___ Document source

Le 27 février 04, le tribunal de Pau, s’est prononcé pour l’extradition de Joxean Zurutuza, un ex-militant des comandos autonomos anticapitalistas (CAA), disparus depuis vingt ans.
Joxean a 43 ans. Il a été arrêté, sous mandat du juge LeVert, le 2 février 04 dans sa maison prés de Bayonne, en vertu d’un mandat international lancé par l’Espagne. Il est soupçonné d’avoir tué, le 26 mars 1982, le délégué de la Téléfonica et son garde du corps, à San Sébastian, action revendiquée par les CAA. Les accusations contre lui, sont basées sur les déclarations d’un ex des CAA, aujourd’hui mort qui a collaboré avec la police.
Joxean a 18 ans, comme beaucoup d’autres, il se retrouve exilé en France. En mai 1984, il fait partie d’un charter de réfugiés basques expulsés en Amérique latine.
A cette époque, comme pour les Italiens, la France refuse d’extrader des militants vers des pays qui pratiquent la torture et ne garantissent pas de procès où sont appliqués les droits de la défense.
Joxean obtient, par mariage, la nationalité française (aux alentours de 1988). Quelques temps plus tard, il s’installe, en toute légalité, au pays basque nord. Il monte une boite de distribution de produits alimentaires espagnols. Il fait des enfants. Sa vie est maintenant en France. Le temps passe…..
Puis en 2002 son entreprise est perquisitionnée soupçonnée de servir de logistique à ETA. Jusqu’où peut se loger la logique répressive ? Joxean est laissé en liberté… sous contrôle judiciaire. A ce moment là, du fait de sa nationalité française, on ne le juge pas extradable.
Puis le 2 février 2004, il est à 5 mois de sa prescription en Espagne. (Ce pays tient compte en matière de prescription, non pas de la date des faits, comme en France, mais des derniers actes de procédure. Dans cette affaire, Zurutuza a été déclaré en fuite le 16 juillet 1984.)
La justice vengeresse en fait sa proie, il est embastillé dans les geôles françaises. Le dangereux terroriste est enfermé, le bon citoyen peut dormir sur ses deux oreilles…
Oui mais… pour que justice soit faite, il faut un procès ! Grâce à Schengen et ses accords orientés, il pourrait avoir lieu en France. A part que les faits remontent à plus de 20 ans, ils sont donc prescrits ici. L’extrader ? Difficile….Il a la nationalité depuis au moins 1988.

______

Consigne: Recopiez à l'identique le passage du texte sur l'extradition de Joxean Zurutuza qui commence par « Joxean a 18 » et se termine par « en Amérique latine. ».

___ Données extraites

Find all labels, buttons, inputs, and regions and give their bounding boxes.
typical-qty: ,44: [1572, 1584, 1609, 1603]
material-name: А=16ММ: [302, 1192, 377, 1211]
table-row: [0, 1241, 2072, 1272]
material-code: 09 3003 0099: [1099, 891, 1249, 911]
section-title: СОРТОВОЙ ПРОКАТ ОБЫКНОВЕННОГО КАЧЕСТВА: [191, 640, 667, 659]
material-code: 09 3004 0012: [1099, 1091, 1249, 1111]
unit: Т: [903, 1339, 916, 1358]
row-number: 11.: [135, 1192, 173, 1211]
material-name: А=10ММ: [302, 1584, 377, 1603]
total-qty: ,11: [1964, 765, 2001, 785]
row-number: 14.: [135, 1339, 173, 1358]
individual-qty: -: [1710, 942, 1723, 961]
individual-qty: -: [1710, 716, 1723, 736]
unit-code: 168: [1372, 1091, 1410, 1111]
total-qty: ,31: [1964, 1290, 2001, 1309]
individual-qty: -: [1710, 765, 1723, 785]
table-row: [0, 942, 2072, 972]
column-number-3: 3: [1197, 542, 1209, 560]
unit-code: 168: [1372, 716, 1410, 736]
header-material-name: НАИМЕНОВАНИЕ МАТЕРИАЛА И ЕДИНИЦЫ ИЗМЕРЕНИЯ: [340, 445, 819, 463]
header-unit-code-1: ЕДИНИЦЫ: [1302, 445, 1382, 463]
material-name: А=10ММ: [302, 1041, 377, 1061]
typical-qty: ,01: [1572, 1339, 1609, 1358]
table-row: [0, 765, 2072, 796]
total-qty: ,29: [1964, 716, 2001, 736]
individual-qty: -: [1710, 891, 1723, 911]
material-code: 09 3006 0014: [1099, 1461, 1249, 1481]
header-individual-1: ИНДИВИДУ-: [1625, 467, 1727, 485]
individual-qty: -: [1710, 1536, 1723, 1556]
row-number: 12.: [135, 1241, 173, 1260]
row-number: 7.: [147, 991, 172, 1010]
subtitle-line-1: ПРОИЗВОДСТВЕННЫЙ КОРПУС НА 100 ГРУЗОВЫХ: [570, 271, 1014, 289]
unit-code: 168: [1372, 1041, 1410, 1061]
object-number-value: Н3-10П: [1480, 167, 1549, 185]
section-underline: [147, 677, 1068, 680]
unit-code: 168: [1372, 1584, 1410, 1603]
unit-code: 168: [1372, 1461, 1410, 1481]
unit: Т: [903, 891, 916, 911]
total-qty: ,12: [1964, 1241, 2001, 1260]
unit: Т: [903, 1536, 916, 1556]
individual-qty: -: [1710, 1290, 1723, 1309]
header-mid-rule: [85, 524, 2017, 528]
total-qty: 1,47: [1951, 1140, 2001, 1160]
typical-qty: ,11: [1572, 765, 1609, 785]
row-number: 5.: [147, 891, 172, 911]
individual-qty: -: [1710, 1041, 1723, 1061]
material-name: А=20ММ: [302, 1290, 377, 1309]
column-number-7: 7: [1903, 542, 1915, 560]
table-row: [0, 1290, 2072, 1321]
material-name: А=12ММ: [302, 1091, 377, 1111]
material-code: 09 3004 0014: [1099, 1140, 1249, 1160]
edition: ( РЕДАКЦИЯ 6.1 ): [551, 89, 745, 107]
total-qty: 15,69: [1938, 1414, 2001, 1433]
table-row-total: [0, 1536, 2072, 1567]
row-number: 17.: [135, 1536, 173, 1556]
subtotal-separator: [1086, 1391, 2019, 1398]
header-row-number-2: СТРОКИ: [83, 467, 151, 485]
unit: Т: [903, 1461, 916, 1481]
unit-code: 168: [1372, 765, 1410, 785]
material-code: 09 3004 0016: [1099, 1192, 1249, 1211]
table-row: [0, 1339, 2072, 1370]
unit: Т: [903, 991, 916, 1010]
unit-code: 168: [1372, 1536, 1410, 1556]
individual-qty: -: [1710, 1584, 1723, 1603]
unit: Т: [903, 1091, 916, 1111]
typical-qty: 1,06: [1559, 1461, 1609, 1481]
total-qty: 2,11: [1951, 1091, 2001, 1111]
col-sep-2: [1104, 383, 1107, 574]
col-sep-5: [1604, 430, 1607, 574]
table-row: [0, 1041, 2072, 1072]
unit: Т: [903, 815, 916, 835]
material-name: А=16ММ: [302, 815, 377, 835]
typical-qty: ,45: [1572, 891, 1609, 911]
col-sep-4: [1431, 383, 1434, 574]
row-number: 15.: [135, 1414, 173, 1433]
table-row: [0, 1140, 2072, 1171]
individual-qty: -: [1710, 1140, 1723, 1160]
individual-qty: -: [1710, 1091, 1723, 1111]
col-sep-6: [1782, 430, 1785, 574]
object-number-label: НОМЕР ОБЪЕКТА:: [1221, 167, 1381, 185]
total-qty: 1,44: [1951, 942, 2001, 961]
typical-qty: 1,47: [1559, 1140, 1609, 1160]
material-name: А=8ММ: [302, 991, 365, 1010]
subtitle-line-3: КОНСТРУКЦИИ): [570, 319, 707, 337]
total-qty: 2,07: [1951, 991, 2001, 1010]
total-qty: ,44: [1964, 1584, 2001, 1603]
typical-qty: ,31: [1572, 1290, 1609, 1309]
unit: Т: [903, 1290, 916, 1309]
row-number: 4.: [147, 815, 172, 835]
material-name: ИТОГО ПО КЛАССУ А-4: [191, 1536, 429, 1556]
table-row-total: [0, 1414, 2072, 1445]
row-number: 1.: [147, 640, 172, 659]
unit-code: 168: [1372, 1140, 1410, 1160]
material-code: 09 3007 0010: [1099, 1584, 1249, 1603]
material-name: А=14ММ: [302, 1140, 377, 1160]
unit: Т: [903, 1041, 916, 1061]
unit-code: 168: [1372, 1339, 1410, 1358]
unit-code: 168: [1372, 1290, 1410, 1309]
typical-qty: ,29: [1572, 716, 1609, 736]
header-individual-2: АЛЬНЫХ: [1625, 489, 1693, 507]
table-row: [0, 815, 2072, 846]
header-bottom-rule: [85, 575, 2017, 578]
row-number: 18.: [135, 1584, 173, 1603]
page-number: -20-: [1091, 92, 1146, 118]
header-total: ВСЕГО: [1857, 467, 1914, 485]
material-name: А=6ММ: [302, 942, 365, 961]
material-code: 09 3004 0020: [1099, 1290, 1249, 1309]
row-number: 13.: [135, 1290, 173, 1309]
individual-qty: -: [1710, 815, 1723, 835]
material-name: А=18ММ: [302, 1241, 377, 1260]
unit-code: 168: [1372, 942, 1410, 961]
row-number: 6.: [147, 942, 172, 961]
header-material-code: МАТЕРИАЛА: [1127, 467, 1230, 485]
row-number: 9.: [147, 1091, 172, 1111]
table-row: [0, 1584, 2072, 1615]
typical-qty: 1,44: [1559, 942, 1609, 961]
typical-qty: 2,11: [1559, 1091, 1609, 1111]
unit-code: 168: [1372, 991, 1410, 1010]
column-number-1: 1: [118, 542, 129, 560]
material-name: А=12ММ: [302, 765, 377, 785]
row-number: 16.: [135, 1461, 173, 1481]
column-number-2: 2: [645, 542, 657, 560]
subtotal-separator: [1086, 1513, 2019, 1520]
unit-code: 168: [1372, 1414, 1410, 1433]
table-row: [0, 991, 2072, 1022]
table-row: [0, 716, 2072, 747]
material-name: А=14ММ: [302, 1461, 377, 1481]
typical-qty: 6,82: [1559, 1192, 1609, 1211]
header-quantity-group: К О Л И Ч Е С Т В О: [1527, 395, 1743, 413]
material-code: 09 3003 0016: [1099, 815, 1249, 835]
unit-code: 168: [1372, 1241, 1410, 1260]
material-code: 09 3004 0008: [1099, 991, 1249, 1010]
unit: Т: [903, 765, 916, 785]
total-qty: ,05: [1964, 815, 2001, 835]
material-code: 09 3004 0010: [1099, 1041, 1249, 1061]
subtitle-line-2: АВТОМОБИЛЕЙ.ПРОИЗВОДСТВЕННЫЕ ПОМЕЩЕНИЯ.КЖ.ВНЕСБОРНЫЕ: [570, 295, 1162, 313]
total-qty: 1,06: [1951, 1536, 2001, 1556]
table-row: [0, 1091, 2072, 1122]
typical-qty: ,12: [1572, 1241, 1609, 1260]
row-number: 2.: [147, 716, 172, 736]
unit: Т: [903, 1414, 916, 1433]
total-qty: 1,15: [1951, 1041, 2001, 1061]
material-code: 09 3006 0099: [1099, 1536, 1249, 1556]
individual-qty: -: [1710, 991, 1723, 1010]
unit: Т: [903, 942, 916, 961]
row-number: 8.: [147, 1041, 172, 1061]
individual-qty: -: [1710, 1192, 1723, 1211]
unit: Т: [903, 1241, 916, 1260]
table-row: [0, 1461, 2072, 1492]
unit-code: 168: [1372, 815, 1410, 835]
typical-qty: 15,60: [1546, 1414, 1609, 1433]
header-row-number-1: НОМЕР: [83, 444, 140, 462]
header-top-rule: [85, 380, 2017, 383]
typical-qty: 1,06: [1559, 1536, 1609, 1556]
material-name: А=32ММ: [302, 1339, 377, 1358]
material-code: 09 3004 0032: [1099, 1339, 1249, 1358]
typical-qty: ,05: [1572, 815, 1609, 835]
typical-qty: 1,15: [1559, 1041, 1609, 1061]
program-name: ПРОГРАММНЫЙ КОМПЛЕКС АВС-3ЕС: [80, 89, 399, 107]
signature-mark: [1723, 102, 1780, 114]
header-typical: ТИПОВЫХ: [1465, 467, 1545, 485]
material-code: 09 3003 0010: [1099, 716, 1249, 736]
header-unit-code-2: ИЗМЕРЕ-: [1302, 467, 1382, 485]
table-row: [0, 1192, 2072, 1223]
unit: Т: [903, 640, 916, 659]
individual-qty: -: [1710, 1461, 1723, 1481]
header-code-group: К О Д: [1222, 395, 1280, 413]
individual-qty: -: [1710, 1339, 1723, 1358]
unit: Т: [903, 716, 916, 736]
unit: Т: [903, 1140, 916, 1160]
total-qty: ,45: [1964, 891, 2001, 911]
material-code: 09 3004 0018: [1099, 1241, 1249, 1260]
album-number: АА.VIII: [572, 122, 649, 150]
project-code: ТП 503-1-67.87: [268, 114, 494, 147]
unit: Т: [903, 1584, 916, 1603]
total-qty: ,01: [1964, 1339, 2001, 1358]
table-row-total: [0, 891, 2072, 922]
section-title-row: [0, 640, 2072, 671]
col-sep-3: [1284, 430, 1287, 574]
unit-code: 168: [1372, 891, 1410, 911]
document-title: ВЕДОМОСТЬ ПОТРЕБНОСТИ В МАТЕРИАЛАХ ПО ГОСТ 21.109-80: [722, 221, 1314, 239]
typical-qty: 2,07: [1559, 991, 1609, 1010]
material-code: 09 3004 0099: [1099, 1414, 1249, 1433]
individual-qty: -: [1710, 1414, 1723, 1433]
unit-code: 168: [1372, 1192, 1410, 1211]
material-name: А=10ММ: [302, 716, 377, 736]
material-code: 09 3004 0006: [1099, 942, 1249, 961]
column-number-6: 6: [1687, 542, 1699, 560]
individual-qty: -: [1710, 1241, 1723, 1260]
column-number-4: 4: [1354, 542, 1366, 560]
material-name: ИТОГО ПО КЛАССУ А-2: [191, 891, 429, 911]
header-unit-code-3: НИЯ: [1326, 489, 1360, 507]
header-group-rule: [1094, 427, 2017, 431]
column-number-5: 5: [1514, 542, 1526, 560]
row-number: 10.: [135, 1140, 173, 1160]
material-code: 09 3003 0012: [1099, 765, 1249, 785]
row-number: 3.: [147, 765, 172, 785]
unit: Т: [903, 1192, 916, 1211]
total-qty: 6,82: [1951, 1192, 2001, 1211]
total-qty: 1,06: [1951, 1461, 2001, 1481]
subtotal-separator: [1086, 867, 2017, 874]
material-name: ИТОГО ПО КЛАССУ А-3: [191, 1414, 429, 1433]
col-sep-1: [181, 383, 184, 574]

______

Réponse:
Joxean a 18 ans, comme beaucoup d’autres, il se retrouve exilé en France. En mai 1984, il fait partie d’un charter de réfugiés basques expulsés en Amérique latine.